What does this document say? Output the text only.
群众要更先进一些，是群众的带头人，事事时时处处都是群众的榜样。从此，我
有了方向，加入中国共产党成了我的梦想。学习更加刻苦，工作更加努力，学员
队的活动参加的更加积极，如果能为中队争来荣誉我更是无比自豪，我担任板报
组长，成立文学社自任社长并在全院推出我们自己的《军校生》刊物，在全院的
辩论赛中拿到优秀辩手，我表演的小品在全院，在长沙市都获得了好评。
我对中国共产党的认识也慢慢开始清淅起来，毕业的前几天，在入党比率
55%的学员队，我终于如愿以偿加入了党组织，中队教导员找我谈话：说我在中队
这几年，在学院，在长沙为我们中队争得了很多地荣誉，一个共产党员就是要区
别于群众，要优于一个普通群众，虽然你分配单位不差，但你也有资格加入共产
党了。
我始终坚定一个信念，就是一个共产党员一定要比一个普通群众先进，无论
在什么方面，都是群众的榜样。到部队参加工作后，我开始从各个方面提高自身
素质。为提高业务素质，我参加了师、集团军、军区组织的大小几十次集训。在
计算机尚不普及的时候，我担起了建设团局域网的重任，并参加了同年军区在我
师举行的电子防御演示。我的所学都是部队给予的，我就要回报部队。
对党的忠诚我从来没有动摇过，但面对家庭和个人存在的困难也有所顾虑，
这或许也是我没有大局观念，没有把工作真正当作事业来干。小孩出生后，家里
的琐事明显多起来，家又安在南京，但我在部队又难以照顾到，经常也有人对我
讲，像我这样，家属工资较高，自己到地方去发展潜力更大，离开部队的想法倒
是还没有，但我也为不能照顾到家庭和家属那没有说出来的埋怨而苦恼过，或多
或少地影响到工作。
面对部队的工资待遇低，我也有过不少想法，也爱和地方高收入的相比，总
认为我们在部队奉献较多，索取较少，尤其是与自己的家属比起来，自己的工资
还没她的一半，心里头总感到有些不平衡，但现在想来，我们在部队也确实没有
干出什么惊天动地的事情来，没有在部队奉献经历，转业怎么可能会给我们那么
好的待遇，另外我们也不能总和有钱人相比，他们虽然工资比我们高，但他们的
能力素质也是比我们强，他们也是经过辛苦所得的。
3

▶ **What is being asked**: Transcribe the whole listing exactly.

▶ **In response**:
What does this document say? Output the text only.
群众要更先进一些，是群众的带头人，事事时时处处都是群众的榜样。从此，我
有了方向，加入中国共产党成了我的梦想。学习更加刻苦，工作更加努力，学员
队的活动参加的更加积极，如果能为中队争来荣誉我更是无比自豪，我担任板报
组长，成立文学社自任社长并在全院推出我们自己的《军校生》刊物，在全院的
辩论赛中拿到优秀辩手，我表演的小品在全院，在长沙市都获得了好评。
我对中国共产党的认识也慢慢开始清淅起来，毕业的前几天，在入党比率
55%的学员队，我终于如愿以偿加入了党组织，中队教导员找我谈话：说我在中队
这几年，在学院，在长沙为我们中队争得了很多地荣誉，一个共产党员就是要区
别于群众，要优于一个普通群众，虽然你分配单位不差，但你也有资格加入共产
党了。
我始终坚定一个信念，就是一个共产党员一定要比一个普通群众先进，无论
在什么方面，都是群众的榜样。到部队参加工作后，我开始从各个方面提高自身
素质。为提高业务素质，我参加了师、集团军、军区组织的大小几十次集训。在
计算机尚不普及的时候，我担起了建设团局域网的重任，并参加了同年军区在我
师举行的电子防御演示。我的所学都是部队给予的，我就要回报部队。
对党的忠诚我从来没有动摇过，但面对家庭和个人存在的困难也有所顾虑，
这或许也是我没有大局观念，没有把工作真正当作事业来干。小孩出生后，家里
的琐事明显多起来，家又安在南京，但我在部队又难以照顾到，经常也有人对我
讲，像我这样，家属工资较高，自己到地方去发展潜力更大，离开部队的想法倒
是还没有，但我也为不能照顾到家庭和家属那没有说出来的埋怨而苦恼过，或多
或少地影响到工作。
面对部队的工资待遇低，我也有过不少想法，也爱和地方高收入的相比，总
认为我们在部队奉献较多，索取较少，尤其是与自己的家属比起来，自己的工资
还没她的一半，心里头总感到有些不平衡，但现在想来，我们在部队也确实没有
干出什么惊天动地的事情来，没有在部队奉献经历，转业怎么可能会给我们那么
好的待遇，另外我们也不能总和有钱人相比，他们虽然工资比我们高，但他们的
能力素质也是比我们强，他们也是经过辛苦所得的。
3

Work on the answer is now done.